> Directive: Repeat the material in full. Keep every line exactly as it is.

> Data to use:
====
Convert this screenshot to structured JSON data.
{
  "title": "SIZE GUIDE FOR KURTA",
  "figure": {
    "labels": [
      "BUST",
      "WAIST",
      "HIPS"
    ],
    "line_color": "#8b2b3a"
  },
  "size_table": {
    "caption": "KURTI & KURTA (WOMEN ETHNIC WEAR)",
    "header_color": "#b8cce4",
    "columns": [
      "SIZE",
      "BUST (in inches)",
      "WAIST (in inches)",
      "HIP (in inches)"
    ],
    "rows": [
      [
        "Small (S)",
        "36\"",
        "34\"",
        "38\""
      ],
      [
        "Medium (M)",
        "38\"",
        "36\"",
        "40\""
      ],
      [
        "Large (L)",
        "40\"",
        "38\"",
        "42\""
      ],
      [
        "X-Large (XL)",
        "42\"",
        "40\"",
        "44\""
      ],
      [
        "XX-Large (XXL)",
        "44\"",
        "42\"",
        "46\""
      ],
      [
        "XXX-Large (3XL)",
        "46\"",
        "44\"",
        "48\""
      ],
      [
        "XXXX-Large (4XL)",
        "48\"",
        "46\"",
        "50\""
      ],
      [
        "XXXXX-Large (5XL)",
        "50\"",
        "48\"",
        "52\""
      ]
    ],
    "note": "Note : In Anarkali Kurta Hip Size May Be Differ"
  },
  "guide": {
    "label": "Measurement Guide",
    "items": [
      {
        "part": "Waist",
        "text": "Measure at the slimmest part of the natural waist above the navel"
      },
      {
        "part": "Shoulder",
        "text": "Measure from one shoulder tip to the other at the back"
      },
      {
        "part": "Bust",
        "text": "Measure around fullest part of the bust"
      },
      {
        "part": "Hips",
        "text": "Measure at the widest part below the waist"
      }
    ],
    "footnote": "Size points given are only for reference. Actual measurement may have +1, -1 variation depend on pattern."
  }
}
====
> The completed task:
Convert this screenshot to structured JSON data.
{
  "title": "SIZE GUIDE FOR KURTA",
  "figure": {
    "labels": [
      "BUST",
      "WAIST",
      "HIPS"
    ],
    "line_color": "#8b2b3a"
  },
  "size_table": {
    "caption": "KURTI & KURTA (WOMEN ETHNIC WEAR)",
    "header_color": "#b8cce4",
    "columns": [
      "SIZE",
      "BUST (in inches)",
      "WAIST (in inches)",
      "HIP (in inches)"
    ],
    "rows": [
      [
        "Small (S)",
        "36\"",
        "34\"",
        "38\""
      ],
      [
        "Medium (M)",
        "38\"",
        "36\"",
        "40\""
      ],
      [
        "Large (L)",
        "40\"",
        "38\"",
        "42\""
      ],
      [
        "X-Large (XL)",
        "42\"",
        "40\"",
        "44\""
      ],
      [
        "XX-Large (XXL)",
        "44\"",
        "42\"",
        "46\""
      ],
      [
        "XXX-Large (3XL)",
        "46\"",
        "44\"",
        "48\""
      ],
      [
        "XXXX-Large (4XL)",
        "48\"",
        "46\"",
        "50\""
      ],
      [
        "XXXXX-Large (5XL)",
        "50\"",
        "48\"",
        "52\""
      ]
    ],
    "note": "Note : In Anarkali Kurta Hip Size May Be Differ"
  },
  "guide": {
    "label": "Measurement Guide",
    "items": [
      {
        "part": "Waist",
        "text": "Measure at the slimmest part of the natural waist above the navel"
      },
      {
        "part": "Shoulder",
        "text": "Measure from one shoulder tip to the other at the back"
      },
      {
        "part": "Bust",
        "text": "Measure around fullest part of the bust"
      },
      {
        "part": "Hips",
        "text": "Measure at the widest part below the waist"
      }
    ],
    "footnote": "Size points given are only for reference. Actual measurement may have +1, -1 variation depend on pattern."
  }
}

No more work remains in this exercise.